» **What the exercise asks**:
Find every line in the records below that holds the word "suffix", and copy each one.

Stored data entries:
☆ ☆ ☆

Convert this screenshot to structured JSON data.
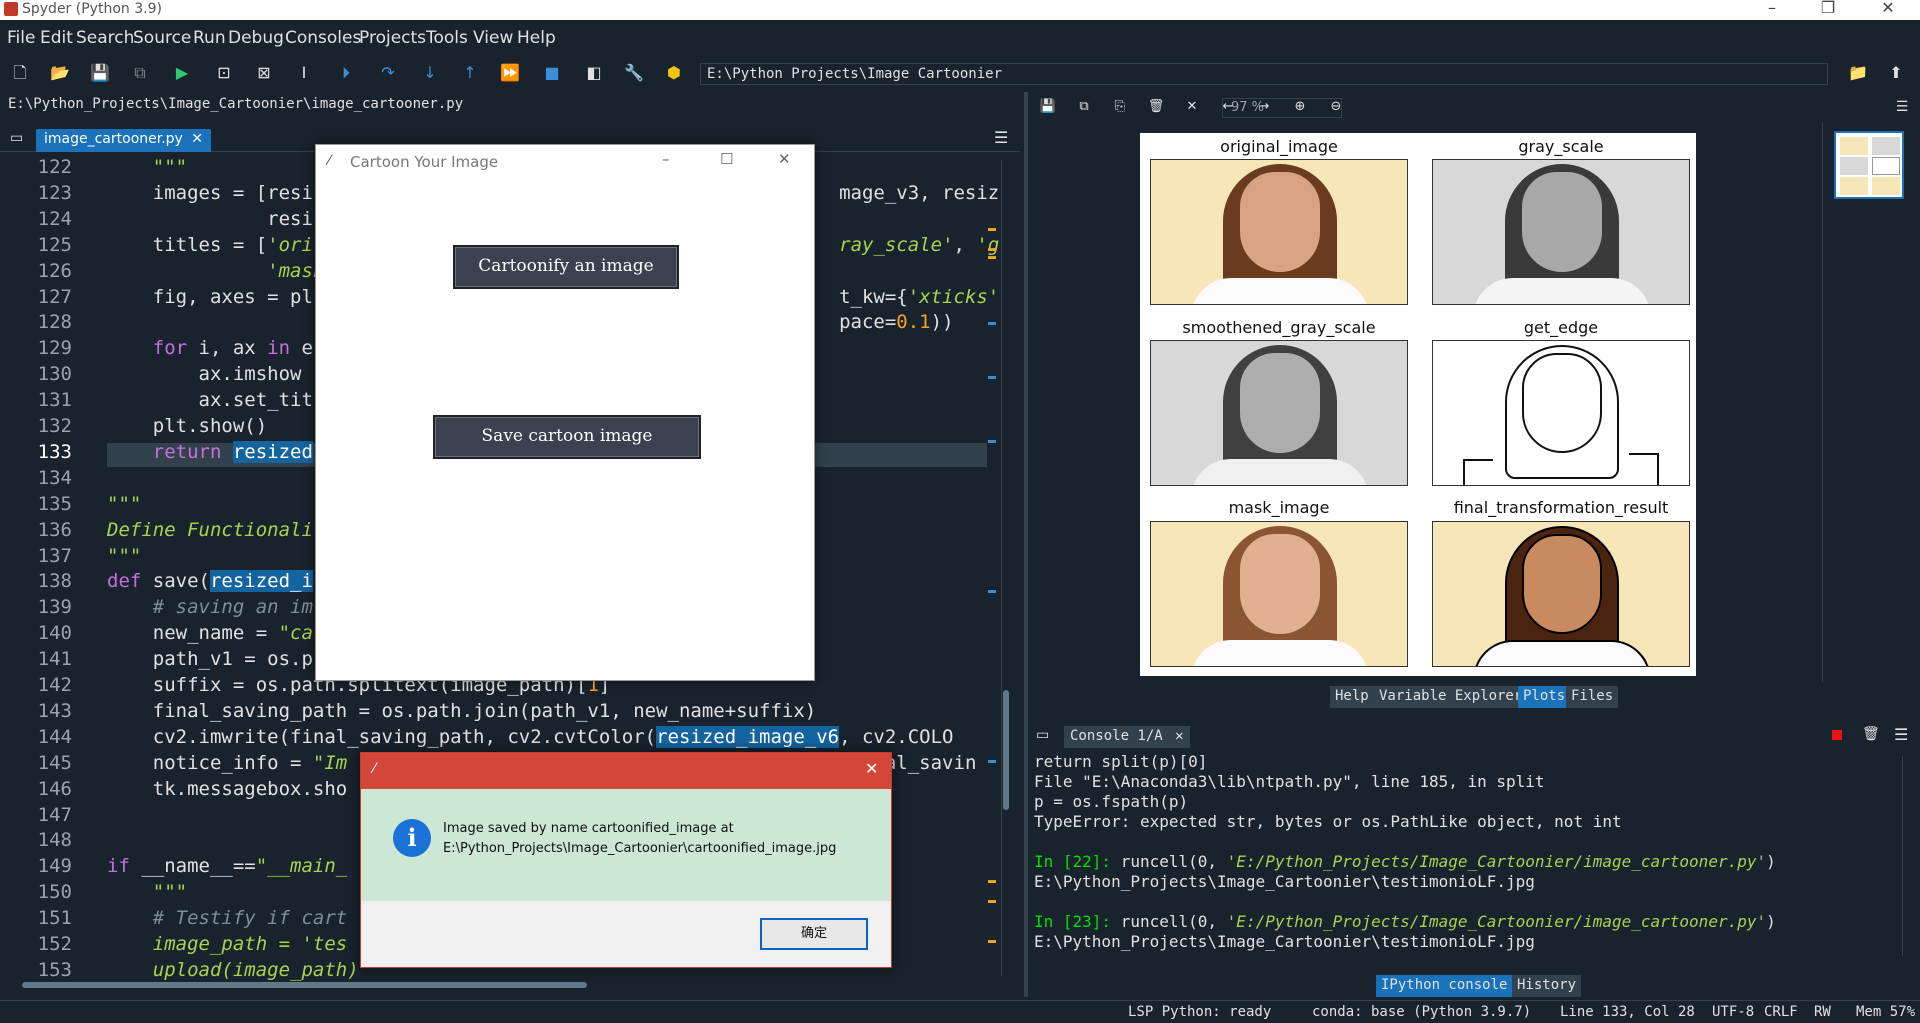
{
  "window": {
    "title": "Spyder (Python 3.9)"
  },
  "menu": [
    "File",
    "Edit",
    "Search",
    "Source",
    "Run",
    "Debug",
    "Consoles",
    "Projects",
    "Tools",
    "View",
    "Help"
  ],
  "toolbar": {
    "working_dir": "E:\\Python Projects\\Image Cartoonier"
  },
  "editor": {
    "file_path": "E:\\Python_Projects\\Image_Cartoonier\\image_cartooner.py",
    "tab_label": "image_cartooner.py",
    "current_line": "133",
    "lines": [
      {
        "n": "122",
        "html": "    <span class='str'>\"\"\"</span>"
      },
      {
        "n": "123",
        "html": "    images = [resi                                              mage_v3, resiz"
      },
      {
        "n": "124",
        "html": "              resi"
      },
      {
        "n": "125",
        "html": "    titles = [<span class='str'>'ori</span>                                              <span class='str'>ray_scale'</span>, <span class='str'>'gr</span>"
      },
      {
        "n": "126",
        "html": "              <span class='str'>'mask</span>"
      },
      {
        "n": "127",
        "html": "    fig, axes = pl                                              t_kw={<span class='str'>'xticks'</span>"
      },
      {
        "n": "128",
        "html": "                                                                pace=<span class='num'>0.1</span>))"
      },
      {
        "n": "129",
        "html": "    <span class='kw'>for</span> i, ax <span class='kw'>in</span> e"
      },
      {
        "n": "130",
        "html": "        ax.imshow"
      },
      {
        "n": "131",
        "html": "        ax.set_tit"
      },
      {
        "n": "132",
        "html": "    plt.show()"
      },
      {
        "n": "133",
        "html": "    <span class='kw'>return</span> <span class='hl'>resized</span>"
      },
      {
        "n": "134",
        "html": ""
      },
      {
        "n": "135",
        "html": "<span class='str'>\"\"\"</span>"
      },
      {
        "n": "136",
        "html": "<span class='str'>Define Functionali</span>"
      },
      {
        "n": "137",
        "html": "<span class='str'>\"\"\"</span>"
      },
      {
        "n": "138",
        "html": "<span class='kw'>def</span> save(<span class='hl'>resized_i</span>"
      },
      {
        "n": "139",
        "html": "    <span class='cm'># saving an im</span>"
      },
      {
        "n": "140",
        "html": "    new_name = <span class='str'>\"ca</span>"
      },
      {
        "n": "141",
        "html": "    path_v1 = os.p"
      },
      {
        "n": "142",
        "html": "    suffix = os.path.splitext(image_path)[<span class='num'>1</span>]"
      },
      {
        "n": "143",
        "html": "    final_saving_path = os.path.join(path_v1, new_name+suffix)"
      },
      {
        "n": "144",
        "html": "    cv2.imwrite(final_saving_path, cv2.cvtColor(<span class='hl'>resized_image_v6</span>, cv2.COLO"
      },
      {
        "n": "145",
        "html": "    notice_info = <span class='str'>\"Im</span>                                              nal_savin"
      },
      {
        "n": "146",
        "html": "    tk.messagebox.sho"
      },
      {
        "n": "147",
        "html": ""
      },
      {
        "n": "148",
        "html": ""
      },
      {
        "n": "149",
        "html": "<span class='kw'>if</span> __name__==<span class='str'>\"__main_</span>"
      },
      {
        "n": "150",
        "html": "    <span class='str'>\"\"\"</span>"
      },
      {
        "n": "151",
        "html": "    <span class='cm'># Testify if cart</span>"
      },
      {
        "n": "152",
        "html": "    <span class='str'>image_path = 'tes</span>"
      },
      {
        "n": "153",
        "html": "    <span class='str'>upload(image_path)</span>"
      }
    ]
  },
  "plots": {
    "zoom": "97 %",
    "titles": [
      "original_image",
      "gray_scale",
      "smoothened_gray_scale",
      "get_edge",
      "mask_image",
      "final_transformation_result"
    ],
    "tabs": [
      "Help",
      "Variable Explorer",
      "Plots",
      "Files"
    ]
  },
  "console": {
    "tab_label": "Console 1/A",
    "lines": [
      {
        "cls": "",
        "text": "    return split(p)[0]"
      },
      {
        "cls": "",
        "text": "  File \"E:\\Anaconda3\\lib\\ntpath.py\", line 185, in split"
      },
      {
        "cls": "",
        "text": "    p = os.fspath(p)"
      },
      {
        "cls": "",
        "text": "TypeError: expected str, bytes or os.PathLike object, not int"
      },
      {
        "cls": "",
        "text": ""
      },
      {
        "cls": "cin",
        "prompt": "In [22]: ",
        "cmd": "runcell(0, ",
        "arg": "'E:/Python_Projects/Image_Cartoonier/image_cartooner.py'",
        "end": ")"
      },
      {
        "cls": "",
        "text": "E:\\Python_Projects\\Image_Cartoonier\\testimonioLF.jpg"
      },
      {
        "cls": "",
        "text": ""
      },
      {
        "cls": "cin",
        "prompt": "In [23]: ",
        "cmd": "runcell(0, ",
        "arg": "'E:/Python_Projects/Image_Cartoonier/image_cartooner.py'",
        "end": ")"
      },
      {
        "cls": "",
        "text": "E:\\Python_Projects\\Image_Cartoonier\\testimonioLF.jpg"
      }
    ],
    "bottom_tabs": [
      "IPython console",
      "History"
    ]
  },
  "status": {
    "lsp": "LSP Python: ready",
    "conda": "conda: base (Python 3.9.7)",
    "position": "Line 133, Col 28",
    "encoding": "UTF-8",
    "eol": "CRLF",
    "rw": "RW",
    "mem": "Mem 57%"
  },
  "cartoon_window": {
    "title": "Cartoon Your Image",
    "btn_cartoonify": "Cartoonify an image",
    "btn_save": "Save cartoon image"
  },
  "messagebox": {
    "line1": "Image saved by name cartoonified_image at",
    "line2": "E:\\Python_Projects\\Image_Cartoonier\\cartoonified_image.jpg",
    "ok": "确定",
    "icon_glyph": "i"
  }
}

☆ ☆ ☆

» **Exercise solution**:
        "html": "    suffix = os.path.splitext(image_path)[<span class='num'>1</span>]"
        "html": "    final_saving_path = os.path.join(path_v1, new_name+suffix)"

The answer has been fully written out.